• Problem requirements:
Can you write out all of the material below, word for word?

• Exercise materials:
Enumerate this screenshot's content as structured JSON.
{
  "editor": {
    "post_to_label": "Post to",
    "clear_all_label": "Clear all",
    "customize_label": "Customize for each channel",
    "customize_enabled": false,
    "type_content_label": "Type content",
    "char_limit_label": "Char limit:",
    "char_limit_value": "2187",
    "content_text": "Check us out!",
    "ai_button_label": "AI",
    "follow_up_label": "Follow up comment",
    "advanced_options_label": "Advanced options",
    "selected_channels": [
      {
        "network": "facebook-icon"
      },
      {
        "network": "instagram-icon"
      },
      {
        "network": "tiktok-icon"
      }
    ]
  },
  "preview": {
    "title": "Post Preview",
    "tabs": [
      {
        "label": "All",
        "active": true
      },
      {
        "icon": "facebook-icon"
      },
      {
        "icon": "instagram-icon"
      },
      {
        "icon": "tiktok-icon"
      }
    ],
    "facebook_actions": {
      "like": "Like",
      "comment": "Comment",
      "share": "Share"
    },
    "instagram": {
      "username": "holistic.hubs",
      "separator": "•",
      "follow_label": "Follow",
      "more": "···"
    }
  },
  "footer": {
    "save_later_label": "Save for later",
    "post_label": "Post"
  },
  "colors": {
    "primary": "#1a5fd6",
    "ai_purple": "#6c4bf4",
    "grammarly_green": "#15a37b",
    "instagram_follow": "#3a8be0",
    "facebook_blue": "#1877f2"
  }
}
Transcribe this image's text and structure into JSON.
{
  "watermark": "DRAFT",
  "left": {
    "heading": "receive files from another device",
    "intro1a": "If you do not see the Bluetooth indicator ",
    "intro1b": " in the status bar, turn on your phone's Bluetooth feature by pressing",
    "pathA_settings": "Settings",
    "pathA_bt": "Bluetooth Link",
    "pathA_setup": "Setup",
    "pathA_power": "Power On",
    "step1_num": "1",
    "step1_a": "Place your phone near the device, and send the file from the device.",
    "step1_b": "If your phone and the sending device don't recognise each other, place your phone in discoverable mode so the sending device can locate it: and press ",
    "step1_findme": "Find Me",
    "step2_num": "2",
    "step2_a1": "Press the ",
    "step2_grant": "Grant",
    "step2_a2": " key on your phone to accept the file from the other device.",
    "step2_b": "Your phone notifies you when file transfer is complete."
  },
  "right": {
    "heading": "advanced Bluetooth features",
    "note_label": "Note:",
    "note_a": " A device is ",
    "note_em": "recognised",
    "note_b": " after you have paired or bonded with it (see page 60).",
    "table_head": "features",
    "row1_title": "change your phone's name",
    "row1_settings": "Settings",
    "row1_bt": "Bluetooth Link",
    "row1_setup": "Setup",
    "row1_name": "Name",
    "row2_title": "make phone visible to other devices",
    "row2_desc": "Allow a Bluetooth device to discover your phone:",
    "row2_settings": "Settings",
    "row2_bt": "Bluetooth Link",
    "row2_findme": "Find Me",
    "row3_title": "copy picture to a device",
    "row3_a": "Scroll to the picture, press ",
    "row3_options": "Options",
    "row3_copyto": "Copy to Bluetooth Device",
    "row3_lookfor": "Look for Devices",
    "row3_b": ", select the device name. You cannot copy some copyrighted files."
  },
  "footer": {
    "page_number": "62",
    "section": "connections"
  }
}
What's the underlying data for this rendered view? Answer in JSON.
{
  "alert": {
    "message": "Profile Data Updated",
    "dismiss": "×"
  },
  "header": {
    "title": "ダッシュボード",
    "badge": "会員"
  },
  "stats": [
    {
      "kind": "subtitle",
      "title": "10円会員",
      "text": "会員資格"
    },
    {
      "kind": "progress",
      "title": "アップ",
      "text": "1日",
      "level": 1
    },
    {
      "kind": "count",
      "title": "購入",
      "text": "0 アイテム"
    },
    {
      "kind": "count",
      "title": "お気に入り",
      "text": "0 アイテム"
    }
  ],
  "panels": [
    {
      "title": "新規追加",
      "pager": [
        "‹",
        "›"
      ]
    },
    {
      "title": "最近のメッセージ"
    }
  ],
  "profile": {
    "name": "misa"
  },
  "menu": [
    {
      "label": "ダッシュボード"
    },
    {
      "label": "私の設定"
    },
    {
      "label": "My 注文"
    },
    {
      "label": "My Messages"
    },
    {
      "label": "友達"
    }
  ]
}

• Response to the task:
Enumerate this screenshot's content as structured JSON.
{
  "editor": {
    "post_to_label": "Post to",
    "clear_all_label": "Clear all",
    "customize_label": "Customize for each channel",
    "customize_enabled": false,
    "type_content_label": "Type content",
    "char_limit_label": "Char limit:",
    "char_limit_value": "2187",
    "content_text": "Check us out!",
    "ai_button_label": "AI",
    "follow_up_label": "Follow up comment",
    "advanced_options_label": "Advanced options",
    "selected_channels": [
      {
        "network": "facebook-icon"
      },
      {
        "network": "instagram-icon"
      },
      {
        "network": "tiktok-icon"
      }
    ]
  },
  "preview": {
    "title": "Post Preview",
    "tabs": [
      {
        "label": "All",
        "active": true
      },
      {
        "icon": "facebook-icon"
      },
      {
        "icon": "instagram-icon"
      },
      {
        "icon": "tiktok-icon"
      }
    ],
    "facebook_actions": {
      "like": "Like",
      "comment": "Comment",
      "share": "Share"
    },
    "instagram": {
      "username": "holistic.hubs",
      "separator": "•",
      "follow_label": "Follow",
      "more": "···"
    }
  },
  "footer": {
    "save_later_label": "Save for later",
    "post_label": "Post"
  },
  "colors": {
    "primary": "#1a5fd6",
    "ai_purple": "#6c4bf4",
    "grammarly_green": "#15a37b",
    "instagram_follow": "#3a8be0",
    "facebook_blue": "#1877f2"
  }
}
Transcribe this image's text and structure into JSON.
{
  "watermark": "DRAFT",
  "left": {
    "heading": "receive files from another device",
    "intro1a": "If you do not see the Bluetooth indicator ",
    "intro1b": " in the status bar, turn on your phone's Bluetooth feature by pressing",
    "pathA_settings": "Settings",
    "pathA_bt": "Bluetooth Link",
    "pathA_setup": "Setup",
    "pathA_power": "Power On",
    "step1_num": "1",
    "step1_a": "Place your phone near the device, and send the file from the device.",
    "step1_b": "If your phone and the sending device don't recognise each other, place your phone in discoverable mode so the sending device can locate it: and press ",
    "step1_findme": "Find Me",
    "step2_num": "2",
    "step2_a1": "Press the ",
    "step2_grant": "Grant",
    "step2_a2": " key on your phone to accept the file from the other device.",
    "step2_b": "Your phone notifies you when file transfer is complete."
  },
  "right": {
    "heading": "advanced Bluetooth features",
    "note_label": "Note:",
    "note_a": " A device is ",
    "note_em": "recognised",
    "note_b": " after you have paired or bonded with it (see page 60).",
    "table_head": "features",
    "row1_title": "change your phone's name",
    "row1_settings": "Settings",
    "row1_bt": "Bluetooth Link",
    "row1_setup": "Setup",
    "row1_name": "Name",
    "row2_title": "make phone visible to other devices",
    "row2_desc": "Allow a Bluetooth device to discover your phone:",
    "row2_settings": "Settings",
    "row2_bt": "Bluetooth Link",
    "row2_findme": "Find Me",
    "row3_title": "copy picture to a device",
    "row3_a": "Scroll to the picture, press ",
    "row3_options": "Options",
    "row3_copyto": "Copy to Bluetooth Device",
    "row3_lookfor": "Look for Devices",
    "row3_b": ", select the device name. You cannot copy some copyrighted files."
  },
  "footer": {
    "page_number": "62",
    "section": "connections"
  }
}
What's the underlying data for this rendered view? Answer in JSON.
{
  "alert": {
    "message": "Profile Data Updated",
    "dismiss": "×"
  },
  "header": {
    "title": "ダッシュボード",
    "badge": "会員"
  },
  "stats": [
    {
      "kind": "subtitle",
      "title": "10円会員",
      "text": "会員資格"
    },
    {
      "kind": "progress",
      "title": "アップ",
      "text": "1日",
      "level": 1
    },
    {
      "kind": "count",
      "title": "購入",
      "text": "0 アイテム"
    },
    {
      "kind": "count",
      "title": "お気に入り",
      "text": "0 アイテム"
    }
  ],
  "panels": [
    {
      "title": "新規追加",
      "pager": [
        "‹",
        "›"
      ]
    },
    {
      "title": "最近のメッセージ"
    }
  ],
  "profile": {
    "name": "misa"
  },
  "menu": [
    {
      "label": "ダッシュボード"
    },
    {
      "label": "私の設定"
    },
    {
      "label": "My 注文"
    },
    {
      "label": "My Messages"
    },
    {
      "label": "友達"
    }
  ]
}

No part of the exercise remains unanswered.